**WHAT THE TASK ASKS:**
From the line that has "Output the text content of this document." down to the final line of the listing below, transcribe every line exactly, and only those.

Lines of data:
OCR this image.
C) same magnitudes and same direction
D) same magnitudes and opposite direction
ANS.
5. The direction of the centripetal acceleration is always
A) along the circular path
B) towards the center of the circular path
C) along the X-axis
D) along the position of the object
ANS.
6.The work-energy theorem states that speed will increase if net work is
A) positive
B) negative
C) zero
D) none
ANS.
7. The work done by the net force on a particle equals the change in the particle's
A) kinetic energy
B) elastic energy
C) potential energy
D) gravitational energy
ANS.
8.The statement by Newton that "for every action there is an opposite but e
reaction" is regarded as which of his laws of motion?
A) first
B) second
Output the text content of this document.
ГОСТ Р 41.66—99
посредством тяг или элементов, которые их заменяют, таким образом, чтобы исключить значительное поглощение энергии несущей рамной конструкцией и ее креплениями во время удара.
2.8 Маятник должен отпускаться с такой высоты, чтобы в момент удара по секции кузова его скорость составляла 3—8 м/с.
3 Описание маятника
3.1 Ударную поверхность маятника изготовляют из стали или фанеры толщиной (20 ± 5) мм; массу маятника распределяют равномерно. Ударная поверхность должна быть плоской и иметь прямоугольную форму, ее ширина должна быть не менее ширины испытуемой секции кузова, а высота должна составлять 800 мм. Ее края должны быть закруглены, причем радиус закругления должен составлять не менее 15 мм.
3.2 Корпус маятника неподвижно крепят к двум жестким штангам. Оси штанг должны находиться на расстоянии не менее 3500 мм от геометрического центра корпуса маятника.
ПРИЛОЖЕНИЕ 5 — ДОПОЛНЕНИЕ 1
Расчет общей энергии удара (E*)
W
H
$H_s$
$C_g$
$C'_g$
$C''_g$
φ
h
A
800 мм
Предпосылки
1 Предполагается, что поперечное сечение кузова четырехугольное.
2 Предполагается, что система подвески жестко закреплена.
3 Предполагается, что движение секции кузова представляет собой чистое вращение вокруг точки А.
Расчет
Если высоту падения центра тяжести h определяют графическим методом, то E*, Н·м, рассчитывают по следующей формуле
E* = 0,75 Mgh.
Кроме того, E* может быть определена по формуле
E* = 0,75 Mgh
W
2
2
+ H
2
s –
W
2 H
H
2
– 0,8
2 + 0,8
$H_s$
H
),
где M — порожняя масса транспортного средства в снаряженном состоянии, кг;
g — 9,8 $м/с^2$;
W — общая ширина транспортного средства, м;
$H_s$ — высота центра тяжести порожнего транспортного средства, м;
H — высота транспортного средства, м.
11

**RESPONSE FOR THIS EXERCISE:**
Output the text content of this document.
ГОСТ Р 41.66—99
посредством тяг или элементов, которые их заменяют, таким образом, чтобы исключить значительное поглощение энергии несущей рамной конструкцией и ее креплениями во время удара.
2.8 Маятник должен отпускаться с такой высоты, чтобы в момент удара по секции кузова его скорость составляла 3—8 м/с.
3 Описание маятника
3.1 Ударную поверхность маятника изготовляют из стали или фанеры толщиной (20 ± 5) мм; массу маятника распределяют равномерно. Ударная поверхность должна быть плоской и иметь прямоугольную форму, ее ширина должна быть не менее ширины испытуемой секции кузова, а высота должна составлять 800 мм. Ее края должны быть закруглены, причем радиус закругления должен составлять не менее 15 мм.
3.2 Корпус маятника неподвижно крепят к двум жестким штангам. Оси штанг должны находиться на расстоянии не менее 3500 мм от геометрического центра корпуса маятника.
ПРИЛОЖЕНИЕ 5 — ДОПОЛНЕНИЕ 1
Расчет общей энергии удара (E*)
W
H
$H_s$
$C_g$
$C'_g$
$C''_g$
φ
h
A
800 мм
Предпосылки
1 Предполагается, что поперечное сечение кузова четырехугольное.
2 Предполагается, что система подвески жестко закреплена.
3 Предполагается, что движение секции кузова представляет собой чистое вращение вокруг точки А.
Расчет
Если высоту падения центра тяжести h определяют графическим методом, то E*, Н·м, рассчитывают по следующей формуле
E* = 0,75 Mgh.
Кроме того, E* может быть определена по формуле
E* = 0,75 Mgh
W
2
2
+ H
2
s –
W
2 H
H
2
– 0,8
2 + 0,8
$H_s$
H
),
где M — порожняя масса транспортного средства в снаряженном состоянии, кг;
g — 9,8 $м/с^2$;
W — общая ширина транспортного средства, м;
$H_s$ — высота центра тяжести порожнего транспортного средства, м;
H — высота транспортного средства, м.
11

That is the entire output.